[Start of Given information]
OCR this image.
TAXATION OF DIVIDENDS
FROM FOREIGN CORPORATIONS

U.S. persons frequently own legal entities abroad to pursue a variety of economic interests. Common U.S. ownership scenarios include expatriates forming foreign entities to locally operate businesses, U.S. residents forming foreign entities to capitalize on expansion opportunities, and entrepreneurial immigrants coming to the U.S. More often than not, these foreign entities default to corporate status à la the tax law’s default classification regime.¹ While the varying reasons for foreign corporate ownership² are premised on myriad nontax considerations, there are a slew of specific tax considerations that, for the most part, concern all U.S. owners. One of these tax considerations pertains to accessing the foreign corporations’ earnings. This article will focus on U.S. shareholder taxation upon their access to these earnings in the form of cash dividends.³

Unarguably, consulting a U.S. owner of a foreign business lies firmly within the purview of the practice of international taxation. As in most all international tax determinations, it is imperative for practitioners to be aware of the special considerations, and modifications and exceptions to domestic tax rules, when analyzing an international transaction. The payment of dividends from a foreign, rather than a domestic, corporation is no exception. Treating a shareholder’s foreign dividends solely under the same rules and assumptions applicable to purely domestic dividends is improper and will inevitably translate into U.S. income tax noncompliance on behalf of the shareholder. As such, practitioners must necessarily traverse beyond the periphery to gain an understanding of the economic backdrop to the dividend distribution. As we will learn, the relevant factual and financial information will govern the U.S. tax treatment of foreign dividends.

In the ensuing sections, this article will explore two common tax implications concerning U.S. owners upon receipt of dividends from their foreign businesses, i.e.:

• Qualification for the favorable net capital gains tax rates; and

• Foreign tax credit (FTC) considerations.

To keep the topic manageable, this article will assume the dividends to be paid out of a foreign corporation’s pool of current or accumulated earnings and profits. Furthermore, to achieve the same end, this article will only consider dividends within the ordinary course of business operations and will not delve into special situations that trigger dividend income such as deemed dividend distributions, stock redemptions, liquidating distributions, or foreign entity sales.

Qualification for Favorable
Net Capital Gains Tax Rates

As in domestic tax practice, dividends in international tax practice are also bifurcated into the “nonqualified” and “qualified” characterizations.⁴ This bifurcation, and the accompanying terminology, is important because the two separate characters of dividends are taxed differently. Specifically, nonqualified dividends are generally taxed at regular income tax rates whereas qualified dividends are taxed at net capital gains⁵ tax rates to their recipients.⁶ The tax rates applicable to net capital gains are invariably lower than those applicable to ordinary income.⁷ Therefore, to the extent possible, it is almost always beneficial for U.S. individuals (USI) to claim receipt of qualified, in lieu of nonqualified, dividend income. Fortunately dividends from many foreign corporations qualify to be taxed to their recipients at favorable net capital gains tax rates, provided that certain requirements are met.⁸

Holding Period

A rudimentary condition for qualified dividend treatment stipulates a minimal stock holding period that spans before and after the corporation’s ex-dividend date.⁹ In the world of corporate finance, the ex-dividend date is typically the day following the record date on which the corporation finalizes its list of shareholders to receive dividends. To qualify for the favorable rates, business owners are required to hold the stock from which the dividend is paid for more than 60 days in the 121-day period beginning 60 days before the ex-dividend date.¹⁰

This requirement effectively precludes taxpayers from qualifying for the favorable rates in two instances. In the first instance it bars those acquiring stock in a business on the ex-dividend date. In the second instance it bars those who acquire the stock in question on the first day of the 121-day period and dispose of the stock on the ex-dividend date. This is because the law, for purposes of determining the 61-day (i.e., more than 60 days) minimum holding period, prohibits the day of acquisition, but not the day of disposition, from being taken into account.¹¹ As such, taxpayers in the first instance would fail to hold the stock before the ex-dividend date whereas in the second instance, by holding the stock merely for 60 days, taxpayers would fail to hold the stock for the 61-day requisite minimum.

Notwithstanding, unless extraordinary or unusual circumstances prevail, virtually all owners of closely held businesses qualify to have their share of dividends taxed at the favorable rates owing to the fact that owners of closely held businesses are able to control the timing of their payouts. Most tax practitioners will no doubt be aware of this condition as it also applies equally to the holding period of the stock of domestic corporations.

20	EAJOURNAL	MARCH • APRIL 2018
[End of Given information]
The records above must be repeated exactly, every one of them.

OCR this image.
TAXATION OF DIVIDENDS
FROM FOREIGN CORPORATIONS

U.S. persons frequently own legal entities abroad to pursue a variety of economic interests. Common U.S. ownership scenarios include expatriates forming foreign entities to locally operate businesses, U.S. residents forming foreign entities to capitalize on expansion opportunities, and entrepreneurial immigrants coming to the U.S. More often than not, these foreign entities default to corporate status à la the tax law’s default classification regime.¹ While the varying reasons for foreign corporate ownership² are premised on myriad nontax considerations, there are a slew of specific tax considerations that, for the most part, concern all U.S. owners. One of these tax considerations pertains to accessing the foreign corporations’ earnings. This article will focus on U.S. shareholder taxation upon their access to these earnings in the form of cash dividends.³

Unarguably, consulting a U.S. owner of a foreign business lies firmly within the purview of the practice of international taxation. As in most all international tax determinations, it is imperative for practitioners to be aware of the special considerations, and modifications and exceptions to domestic tax rules, when analyzing an international transaction. The payment of dividends from a foreign, rather than a domestic, corporation is no exception. Treating a shareholder’s foreign dividends solely under the same rules and assumptions applicable to purely domestic dividends is improper and will inevitably translate into U.S. income tax noncompliance on behalf of the shareholder. As such, practitioners must necessarily traverse beyond the periphery to gain an understanding of the economic backdrop to the dividend distribution. As we will learn, the relevant factual and financial information will govern the U.S. tax treatment of foreign dividends.

In the ensuing sections, this article will explore two common tax implications concerning U.S. owners upon receipt of dividends from their foreign businesses, i.e.:

• Qualification for the favorable net capital gains tax rates; and

• Foreign tax credit (FTC) considerations.

To keep the topic manageable, this article will assume the dividends to be paid out of a foreign corporation’s pool of current or accumulated earnings and profits. Furthermore, to achieve the same end, this article will only consider dividends within the ordinary course of business operations and will not delve into special situations that trigger dividend income such as deemed dividend distributions, stock redemptions, liquidating distributions, or foreign entity sales.

Qualification for Favorable
Net Capital Gains Tax Rates

As in domestic tax practice, dividends in international tax practice are also bifurcated into the “nonqualified” and “qualified” characterizations.⁴ This bifurcation, and the accompanying terminology, is important because the two separate characters of dividends are taxed differently. Specifically, nonqualified dividends are generally taxed at regular income tax rates whereas qualified dividends are taxed at net capital gains⁵ tax rates to their recipients.⁶ The tax rates applicable to net capital gains are invariably lower than those applicable to ordinary income.⁷ Therefore, to the extent possible, it is almost always beneficial for U.S. individuals (USI) to claim receipt of qualified, in lieu of nonqualified, dividend income. Fortunately dividends from many foreign corporations qualify to be taxed to their recipients at favorable net capital gains tax rates, provided that certain requirements are met.⁸

Holding Period

A rudimentary condition for qualified dividend treatment stipulates a minimal stock holding period that spans before and after the corporation’s ex-dividend date.⁹ In the world of corporate finance, the ex-dividend date is typically the day following the record date on which the corporation finalizes its list of shareholders to receive dividends. To qualify for the favorable rates, business owners are required to hold the stock from which the dividend is paid for more than 60 days in the 121-day period beginning 60 days before the ex-dividend date.¹⁰

This requirement effectively precludes taxpayers from qualifying for the favorable rates in two instances. In the first instance it bars those acquiring stock in a business on the ex-dividend date. In the second instance it bars those who acquire the stock in question on the first day of the 121-day period and dispose of the stock on the ex-dividend date. This is because the law, for purposes of determining the 61-day (i.e., more than 60 days) minimum holding period, prohibits the day of acquisition, but not the day of disposition, from being taken into account.¹¹ As such, taxpayers in the first instance would fail to hold the stock before the ex-dividend date whereas in the second instance, by holding the stock merely for 60 days, taxpayers would fail to hold the stock for the 61-day requisite minimum.

Notwithstanding, unless extraordinary or unusual circumstances prevail, virtually all owners of closely held businesses qualify to have their share of dividends taxed at the favorable rates owing to the fact that owners of closely held businesses are able to control the timing of their payouts. Most tax practitioners will no doubt be aware of this condition as it also applies equally to the holding period of the stock of domestic corporations.

20	EAJOURNAL	MARCH • APRIL 2018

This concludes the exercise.